◆ **Material for this task**
## START

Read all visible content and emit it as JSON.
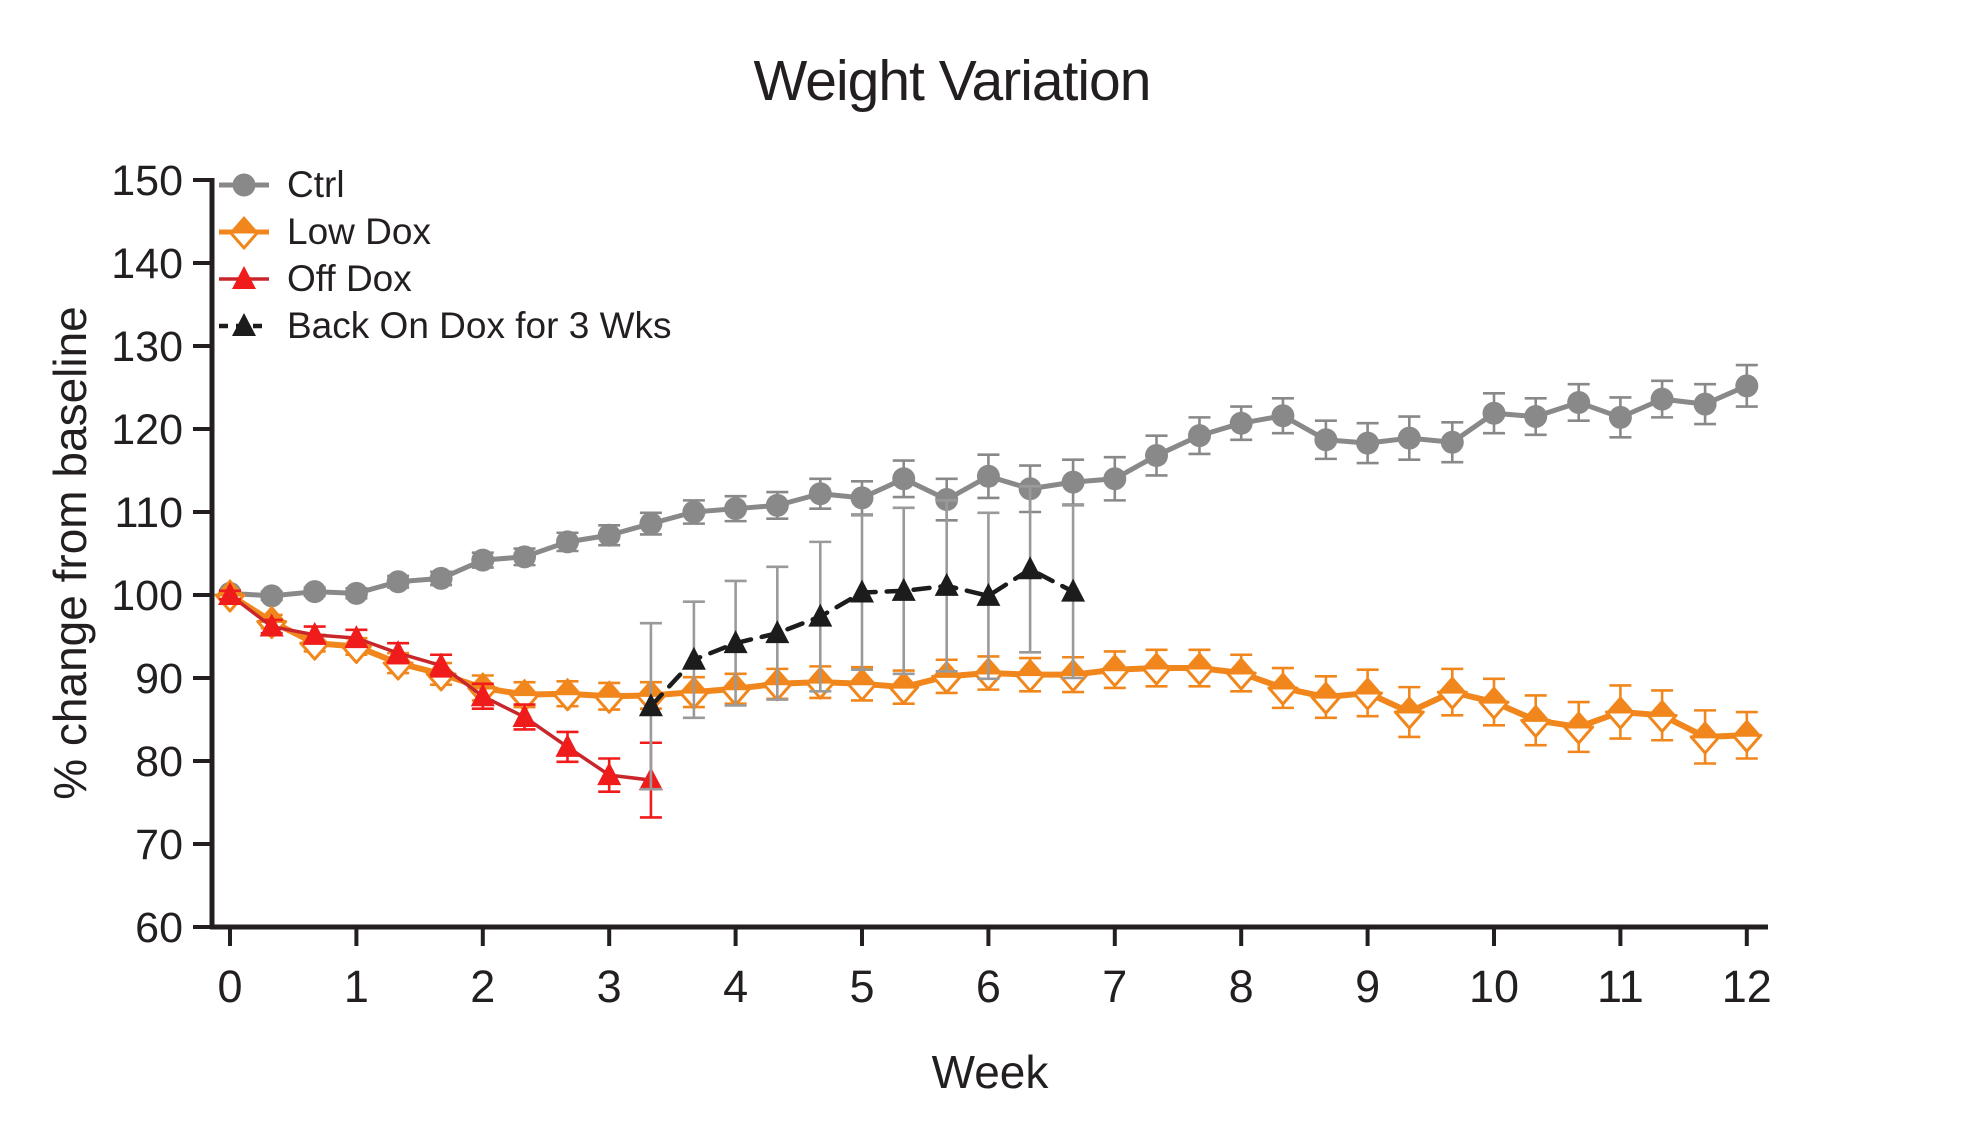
{
  "figure": {
    "background_color": "#ffffff",
    "text_color": "#231f20"
  },
  "chart_data": {
    "type": "line",
    "title": "Weight Variation",
    "xlabel": "Week",
    "ylabel": "% change from baseline",
    "xlim": [
      0,
      12
    ],
    "ylim": [
      60,
      150
    ],
    "x_ticks": [
      0,
      1,
      2,
      3,
      4,
      5,
      6,
      7,
      8,
      9,
      10,
      11,
      12
    ],
    "y_ticks": [
      60,
      70,
      80,
      90,
      100,
      110,
      120,
      130,
      140,
      150
    ],
    "grid": false,
    "legend_position": "top-left-inside",
    "error_bars": "sd",
    "series": [
      {
        "name": "Ctrl",
        "color": "#898989",
        "marker": "circle",
        "line_style": "solid",
        "x": [
          0,
          0.33,
          0.67,
          1,
          1.33,
          1.67,
          2,
          2.33,
          2.67,
          3,
          3.33,
          3.67,
          4,
          4.33,
          4.67,
          5,
          5.33,
          5.67,
          6,
          6.33,
          6.67,
          7,
          7.33,
          7.67,
          8,
          8.33,
          8.67,
          9,
          9.33,
          9.67,
          10,
          10.33,
          10.67,
          11,
          11.33,
          11.67,
          12
        ],
        "y": [
          100.2,
          99.9,
          100.4,
          100.2,
          101.6,
          102.0,
          104.2,
          104.6,
          106.4,
          107.2,
          108.6,
          110.0,
          110.4,
          110.8,
          112.2,
          111.7,
          114.0,
          111.5,
          114.3,
          112.8,
          113.6,
          114.0,
          116.8,
          119.2,
          120.7,
          121.6,
          118.7,
          118.3,
          118.9,
          118.4,
          121.9,
          121.5,
          123.2,
          121.4,
          123.6,
          123.0,
          125.2
        ],
        "err": [
          0.4,
          0.5,
          0.5,
          0.6,
          0.7,
          0.8,
          0.9,
          1.0,
          1.1,
          1.2,
          1.3,
          1.4,
          1.5,
          1.6,
          1.8,
          2.0,
          2.2,
          2.5,
          2.6,
          2.8,
          2.7,
          2.6,
          2.4,
          2.2,
          2.0,
          2.1,
          2.3,
          2.4,
          2.6,
          2.4,
          2.4,
          2.2,
          2.2,
          2.4,
          2.2,
          2.4,
          2.5
        ]
      },
      {
        "name": "Low Dox",
        "color": "#f1871c",
        "marker": "half-diamond",
        "line_style": "solid",
        "x": [
          0,
          0.33,
          0.67,
          1,
          1.33,
          1.67,
          2,
          2.33,
          2.67,
          3,
          3.33,
          3.67,
          4,
          4.33,
          4.67,
          5,
          5.33,
          5.67,
          6,
          6.33,
          6.67,
          7,
          7.33,
          7.67,
          8,
          8.33,
          8.67,
          9,
          9.33,
          9.67,
          10,
          10.33,
          10.67,
          11,
          11.33,
          11.67,
          12
        ],
        "y": [
          100.0,
          96.8,
          94.2,
          93.8,
          91.8,
          90.5,
          88.8,
          88.0,
          88.1,
          87.8,
          87.9,
          88.3,
          88.7,
          89.3,
          89.5,
          89.3,
          88.9,
          90.2,
          90.6,
          90.4,
          90.4,
          91.0,
          91.2,
          91.2,
          90.6,
          88.8,
          87.7,
          88.2,
          85.9,
          88.3,
          87.1,
          84.9,
          84.1,
          85.9,
          85.5,
          82.9,
          83.1
        ],
        "err": [
          0.4,
          0.8,
          1.0,
          1.0,
          1.2,
          1.3,
          1.5,
          1.5,
          1.5,
          1.6,
          1.6,
          1.8,
          1.8,
          1.8,
          1.9,
          2.0,
          2.0,
          2.0,
          2.0,
          2.0,
          2.1,
          2.2,
          2.2,
          2.2,
          2.2,
          2.4,
          2.5,
          2.8,
          3.0,
          2.8,
          2.8,
          3.0,
          3.0,
          3.2,
          3.0,
          3.2,
          2.8
        ]
      },
      {
        "name": "Off Dox",
        "color": "#f01b1b",
        "line_color": "#c9262b",
        "marker": "triangle",
        "line_style": "solid",
        "x": [
          0,
          0.33,
          0.67,
          1,
          1.33,
          1.67,
          2,
          2.33,
          2.67,
          3,
          3.33
        ],
        "y": [
          100.0,
          96.2,
          95.2,
          94.8,
          93.0,
          91.5,
          87.8,
          85.3,
          81.7,
          78.3,
          77.7
        ],
        "err": [
          0.5,
          0.8,
          1.0,
          1.0,
          1.2,
          1.3,
          1.5,
          1.5,
          1.8,
          2.0,
          4.5
        ]
      },
      {
        "name": "Back On Dox for 3 Wks",
        "color": "#1c1c1c",
        "err_color": "#9a9a9a",
        "marker": "triangle",
        "line_style": "dashed",
        "x": [
          3.33,
          3.67,
          4,
          4.33,
          4.67,
          5,
          5.33,
          5.67,
          6,
          6.33,
          6.67
        ],
        "y": [
          86.6,
          92.2,
          94.2,
          95.4,
          97.4,
          100.3,
          100.5,
          101.1,
          99.9,
          103.1,
          100.4
        ],
        "err": [
          10,
          7,
          7.5,
          8,
          9,
          9.3,
          10,
          10.3,
          10,
          10,
          10.4
        ]
      }
    ]
  }
}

## END

◆ **To be done**
Each line of the material must be retyped exactly, except that images are omitted.

◆ **Exercise solution**
Read all visible content and emit it as JSON.
{
  "figure": {
    "background_color": "#ffffff",
    "text_color": "#231f20"
  },
  "chart_data": {
    "type": "line",
    "title": "Weight Variation",
    "xlabel": "Week",
    "ylabel": "% change from baseline",
    "xlim": [
      0,
      12
    ],
    "ylim": [
      60,
      150
    ],
    "x_ticks": [
      0,
      1,
      2,
      3,
      4,
      5,
      6,
      7,
      8,
      9,
      10,
      11,
      12
    ],
    "y_ticks": [
      60,
      70,
      80,
      90,
      100,
      110,
      120,
      130,
      140,
      150
    ],
    "grid": false,
    "legend_position": "top-left-inside",
    "error_bars": "sd",
    "series": [
      {
        "name": "Ctrl",
        "color": "#898989",
        "marker": "circle",
        "line_style": "solid",
        "x": [
          0,
          0.33,
          0.67,
          1,
          1.33,
          1.67,
          2,
          2.33,
          2.67,
          3,
          3.33,
          3.67,
          4,
          4.33,
          4.67,
          5,
          5.33,
          5.67,
          6,
          6.33,
          6.67,
          7,
          7.33,
          7.67,
          8,
          8.33,
          8.67,
          9,
          9.33,
          9.67,
          10,
          10.33,
          10.67,
          11,
          11.33,
          11.67,
          12
        ],
        "y": [
          100.2,
          99.9,
          100.4,
          100.2,
          101.6,
          102.0,
          104.2,
          104.6,
          106.4,
          107.2,
          108.6,
          110.0,
          110.4,
          110.8,
          112.2,
          111.7,
          114.0,
          111.5,
          114.3,
          112.8,
          113.6,
          114.0,
          116.8,
          119.2,
          120.7,
          121.6,
          118.7,
          118.3,
          118.9,
          118.4,
          121.9,
          121.5,
          123.2,
          121.4,
          123.6,
          123.0,
          125.2
        ],
        "err": [
          0.4,
          0.5,
          0.5,
          0.6,
          0.7,
          0.8,
          0.9,
          1.0,
          1.1,
          1.2,
          1.3,
          1.4,
          1.5,
          1.6,
          1.8,
          2.0,
          2.2,
          2.5,
          2.6,
          2.8,
          2.7,
          2.6,
          2.4,
          2.2,
          2.0,
          2.1,
          2.3,
          2.4,
          2.6,
          2.4,
          2.4,
          2.2,
          2.2,
          2.4,
          2.2,
          2.4,
          2.5
        ]
      },
      {
        "name": "Low Dox",
        "color": "#f1871c",
        "marker": "half-diamond",
        "line_style": "solid",
        "x": [
          0,
          0.33,
          0.67,
          1,
          1.33,
          1.67,
          2,
          2.33,
          2.67,
          3,
          3.33,
          3.67,
          4,
          4.33,
          4.67,
          5,
          5.33,
          5.67,
          6,
          6.33,
          6.67,
          7,
          7.33,
          7.67,
          8,
          8.33,
          8.67,
          9,
          9.33,
          9.67,
          10,
          10.33,
          10.67,
          11,
          11.33,
          11.67,
          12
        ],
        "y": [
          100.0,
          96.8,
          94.2,
          93.8,
          91.8,
          90.5,
          88.8,
          88.0,
          88.1,
          87.8,
          87.9,
          88.3,
          88.7,
          89.3,
          89.5,
          89.3,
          88.9,
          90.2,
          90.6,
          90.4,
          90.4,
          91.0,
          91.2,
          91.2,
          90.6,
          88.8,
          87.7,
          88.2,
          85.9,
          88.3,
          87.1,
          84.9,
          84.1,
          85.9,
          85.5,
          82.9,
          83.1
        ],
        "err": [
          0.4,
          0.8,
          1.0,
          1.0,
          1.2,
          1.3,
          1.5,
          1.5,
          1.5,
          1.6,
          1.6,
          1.8,
          1.8,
          1.8,
          1.9,
          2.0,
          2.0,
          2.0,
          2.0,
          2.0,
          2.1,
          2.2,
          2.2,
          2.2,
          2.2,
          2.4,
          2.5,
          2.8,
          3.0,
          2.8,
          2.8,
          3.0,
          3.0,
          3.2,
          3.0,
          3.2,
          2.8
        ]
      },
      {
        "name": "Off Dox",
        "color": "#f01b1b",
        "line_color": "#c9262b",
        "marker": "triangle",
        "line_style": "solid",
        "x": [
          0,
          0.33,
          0.67,
          1,
          1.33,
          1.67,
          2,
          2.33,
          2.67,
          3,
          3.33
        ],
        "y": [
          100.0,
          96.2,
          95.2,
          94.8,
          93.0,
          91.5,
          87.8,
          85.3,
          81.7,
          78.3,
          77.7
        ],
        "err": [
          0.5,
          0.8,
          1.0,
          1.0,
          1.2,
          1.3,
          1.5,
          1.5,
          1.8,
          2.0,
          4.5
        ]
      },
      {
        "name": "Back On Dox for 3 Wks",
        "color": "#1c1c1c",
        "err_color": "#9a9a9a",
        "marker": "triangle",
        "line_style": "dashed",
        "x": [
          3.33,
          3.67,
          4,
          4.33,
          4.67,
          5,
          5.33,
          5.67,
          6,
          6.33,
          6.67
        ],
        "y": [
          86.6,
          92.2,
          94.2,
          95.4,
          97.4,
          100.3,
          100.5,
          101.1,
          99.9,
          103.1,
          100.4
        ],
        "err": [
          10,
          7,
          7.5,
          8,
          9,
          9.3,
          10,
          10.3,
          10,
          10,
          10.4
        ]
      }
    ]
  }
}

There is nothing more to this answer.